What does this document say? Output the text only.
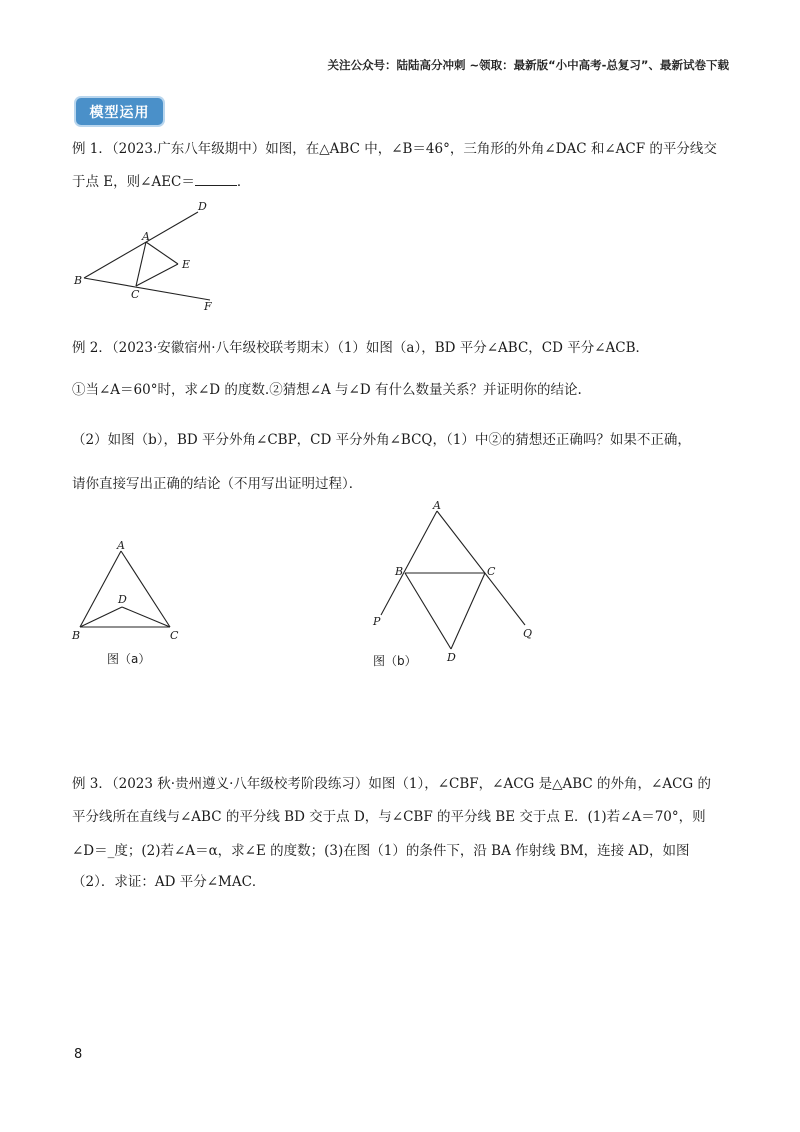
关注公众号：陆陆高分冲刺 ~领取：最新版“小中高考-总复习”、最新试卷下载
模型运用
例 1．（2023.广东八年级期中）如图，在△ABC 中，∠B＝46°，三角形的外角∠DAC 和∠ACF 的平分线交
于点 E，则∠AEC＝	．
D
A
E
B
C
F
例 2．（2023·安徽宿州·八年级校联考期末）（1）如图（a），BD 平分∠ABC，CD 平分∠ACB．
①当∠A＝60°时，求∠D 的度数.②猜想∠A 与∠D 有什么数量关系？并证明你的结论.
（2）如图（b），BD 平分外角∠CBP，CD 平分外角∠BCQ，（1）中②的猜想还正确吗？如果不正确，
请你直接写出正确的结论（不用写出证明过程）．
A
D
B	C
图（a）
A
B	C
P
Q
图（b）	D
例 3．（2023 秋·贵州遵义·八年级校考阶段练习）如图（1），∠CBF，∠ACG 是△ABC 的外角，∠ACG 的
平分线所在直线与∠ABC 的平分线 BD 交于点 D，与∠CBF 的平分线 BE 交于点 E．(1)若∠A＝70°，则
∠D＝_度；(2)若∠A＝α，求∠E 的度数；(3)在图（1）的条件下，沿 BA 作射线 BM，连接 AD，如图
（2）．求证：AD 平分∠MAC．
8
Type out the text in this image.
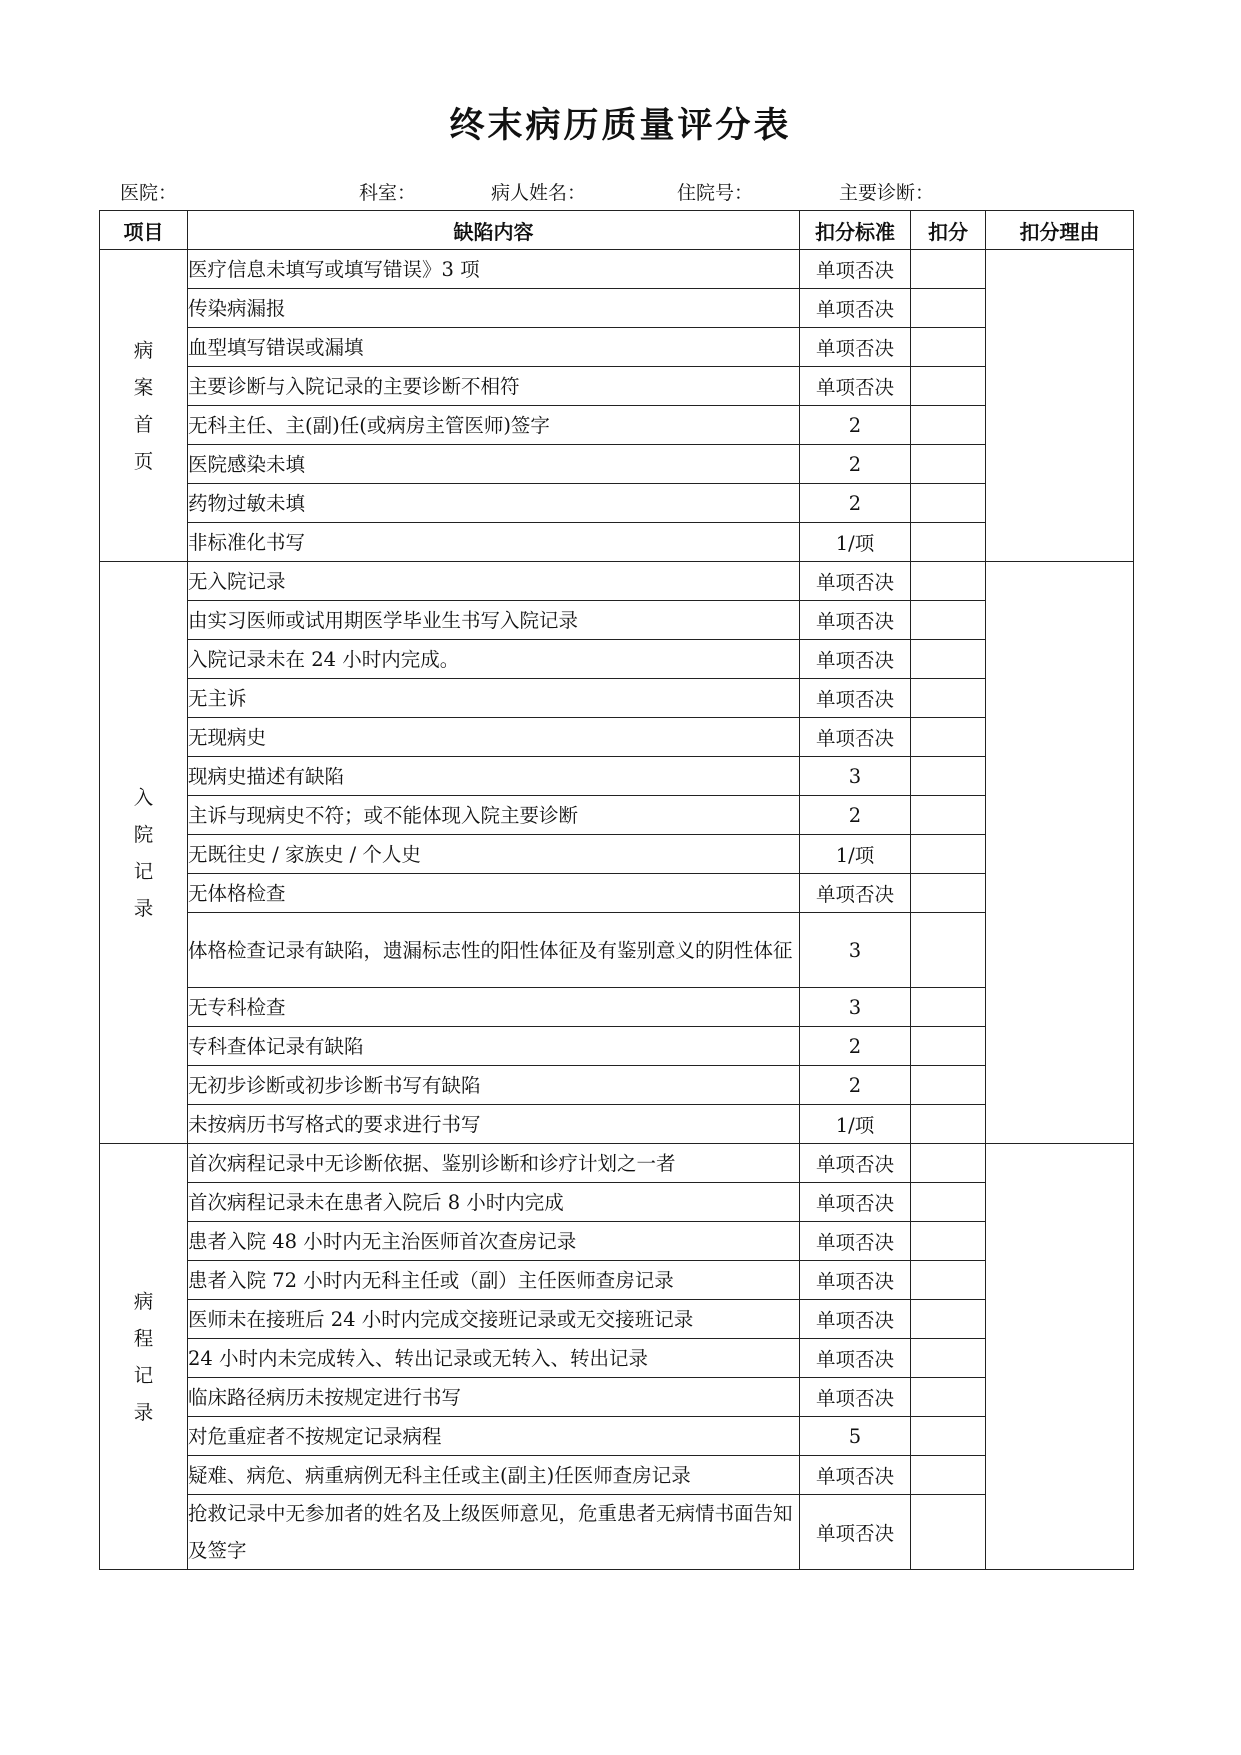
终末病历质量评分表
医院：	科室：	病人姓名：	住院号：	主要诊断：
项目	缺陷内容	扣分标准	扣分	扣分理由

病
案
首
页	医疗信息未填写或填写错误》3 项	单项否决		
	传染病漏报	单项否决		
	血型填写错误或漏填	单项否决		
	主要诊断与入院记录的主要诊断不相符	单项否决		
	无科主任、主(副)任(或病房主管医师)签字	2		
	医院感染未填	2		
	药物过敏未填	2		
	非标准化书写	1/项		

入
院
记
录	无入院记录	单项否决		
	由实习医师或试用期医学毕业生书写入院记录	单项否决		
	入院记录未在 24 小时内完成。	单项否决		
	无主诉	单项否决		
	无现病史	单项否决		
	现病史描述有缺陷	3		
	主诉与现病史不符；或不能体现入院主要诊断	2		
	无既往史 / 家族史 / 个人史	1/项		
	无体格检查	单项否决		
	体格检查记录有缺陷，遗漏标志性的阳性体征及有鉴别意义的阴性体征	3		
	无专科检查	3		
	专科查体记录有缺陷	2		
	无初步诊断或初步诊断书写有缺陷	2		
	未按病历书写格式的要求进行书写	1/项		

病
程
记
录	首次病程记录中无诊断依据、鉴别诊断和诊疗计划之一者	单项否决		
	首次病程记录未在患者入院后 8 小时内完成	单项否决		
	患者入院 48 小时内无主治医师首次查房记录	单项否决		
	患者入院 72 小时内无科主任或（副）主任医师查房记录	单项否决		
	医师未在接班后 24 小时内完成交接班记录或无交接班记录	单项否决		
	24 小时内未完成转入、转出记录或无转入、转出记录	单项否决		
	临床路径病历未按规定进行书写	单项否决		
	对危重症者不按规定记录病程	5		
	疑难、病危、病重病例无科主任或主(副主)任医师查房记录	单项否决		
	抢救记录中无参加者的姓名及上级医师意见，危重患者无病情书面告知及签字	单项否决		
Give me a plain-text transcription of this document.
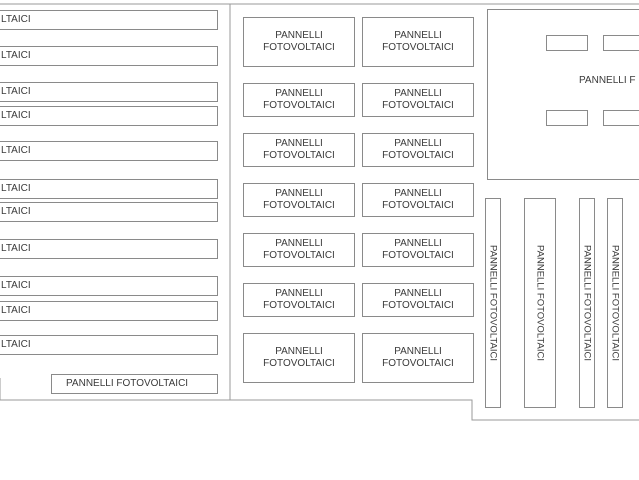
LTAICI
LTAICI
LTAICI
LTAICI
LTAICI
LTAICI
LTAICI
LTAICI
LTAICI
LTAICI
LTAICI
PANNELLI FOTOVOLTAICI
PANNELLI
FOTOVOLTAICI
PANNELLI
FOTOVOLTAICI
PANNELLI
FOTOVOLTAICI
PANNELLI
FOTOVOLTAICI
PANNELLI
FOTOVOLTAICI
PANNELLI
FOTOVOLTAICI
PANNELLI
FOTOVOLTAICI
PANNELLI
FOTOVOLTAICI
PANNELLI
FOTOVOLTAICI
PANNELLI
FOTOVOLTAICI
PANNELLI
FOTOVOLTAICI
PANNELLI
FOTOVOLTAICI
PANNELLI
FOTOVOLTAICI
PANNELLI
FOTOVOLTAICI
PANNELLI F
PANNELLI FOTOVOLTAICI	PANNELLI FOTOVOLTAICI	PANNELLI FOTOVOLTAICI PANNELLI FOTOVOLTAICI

+ + +

WHAT TO DO → Every record above should come back exactly, but without its pictures.

FINISHED EXERCISE →
What does this document say? Output the text only.
关注公众号：陆陆高分冲刺 ~领取：最新版“小中高考-总复习”、最新试卷下载
模型运用
例 1．（2023.广东八年级期中）如图，在△ABC 中，∠B＝46°，三角形的外角∠DAC 和∠ACF 的平分线交
于点 E，则∠AEC＝	．
D
A
E
B
C
F
例 2．（2023·安徽宿州·八年级校联考期末）（1）如图（a），BD 平分∠ABC，CD 平分∠ACB．
①当∠A＝60°时，求∠D 的度数.②猜想∠A 与∠D 有什么数量关系？并证明你的结论.
（2）如图（b），BD 平分外角∠CBP，CD 平分外角∠BCQ，（1）中②的猜想还正确吗？如果不正确，
请你直接写出正确的结论（不用写出证明过程）．
A
D
B	C
图（a）
A
B	C
P
Q
图（b）	D
例 3．（2023 秋·贵州遵义·八年级校考阶段练习）如图（1），∠CBF，∠ACG 是△ABC 的外角，∠ACG 的
平分线所在直线与∠ABC 的平分线 BD 交于点 D，与∠CBF 的平分线 BE 交于点 E．(1)若∠A＝70°，则
∠D＝_度；(2)若∠A＝α，求∠E 的度数；(3)在图（1）的条件下，沿 BA 作射线 BM，连接 AD，如图
（2）．求证：AD 平分∠MAC．
8
Type out the text in this image.
终末病历质量评分表
医院：	科室：	病人姓名：	住院号：	主要诊断：
项目	缺陷内容	扣分标准	扣分	扣分理由

病
案
首
页	医疗信息未填写或填写错误》3 项	单项否决		
	传染病漏报	单项否决		
	血型填写错误或漏填	单项否决		
	主要诊断与入院记录的主要诊断不相符	单项否决		
	无科主任、主(副)任(或病房主管医师)签字	2		
	医院感染未填	2		
	药物过敏未填	2		
	非标准化书写	1/项		

入
院
记
录	无入院记录	单项否决		
	由实习医师或试用期医学毕业生书写入院记录	单项否决		
	入院记录未在 24 小时内完成。	单项否决		
	无主诉	单项否决		
	无现病史	单项否决		
	现病史描述有缺陷	3		
	主诉与现病史不符；或不能体现入院主要诊断	2		
	无既往史 / 家族史 / 个人史	1/项		
	无体格检查	单项否决		
	体格检查记录有缺陷，遗漏标志性的阳性体征及有鉴别意义的阴性体征	3		
	无专科检查	3		
	专科查体记录有缺陷	2		
	无初步诊断或初步诊断书写有缺陷	2		
	未按病历书写格式的要求进行书写	1/项		

病
程
记
录	首次病程记录中无诊断依据、鉴别诊断和诊疗计划之一者	单项否决		
	首次病程记录未在患者入院后 8 小时内完成	单项否决		
	患者入院 48 小时内无主治医师首次查房记录	单项否决		
	患者入院 72 小时内无科主任或（副）主任医师查房记录	单项否决		
	医师未在接班后 24 小时内完成交接班记录或无交接班记录	单项否决		
	24 小时内未完成转入、转出记录或无转入、转出记录	单项否决		
	临床路径病历未按规定进行书写	单项否决		
	对危重症者不按规定记录病程	5		
	疑难、病危、病重病例无科主任或主(副主)任医师查房记录	单项否决		
	抢救记录中无参加者的姓名及上级医师意见，危重患者无病情书面告知及签字	单项否决		
Give me a plain-text transcription of this document.
LTAICI
LTAICI
LTAICI
LTAICI
LTAICI
LTAICI
LTAICI
LTAICI
LTAICI
LTAICI
LTAICI
PANNELLI FOTOVOLTAICI
PANNELLI
FOTOVOLTAICI
PANNELLI
FOTOVOLTAICI
PANNELLI
FOTOVOLTAICI
PANNELLI
FOTOVOLTAICI
PANNELLI
FOTOVOLTAICI
PANNELLI
FOTOVOLTAICI
PANNELLI
FOTOVOLTAICI
PANNELLI
FOTOVOLTAICI
PANNELLI
FOTOVOLTAICI
PANNELLI
FOTOVOLTAICI
PANNELLI
FOTOVOLTAICI
PANNELLI
FOTOVOLTAICI
PANNELLI
FOTOVOLTAICI
PANNELLI
FOTOVOLTAICI
PANNELLI F
PANNELLI FOTOVOLTAICI	PANNELLI FOTOVOLTAICI	PANNELLI FOTOVOLTAICI PANNELLI FOTOVOLTAICI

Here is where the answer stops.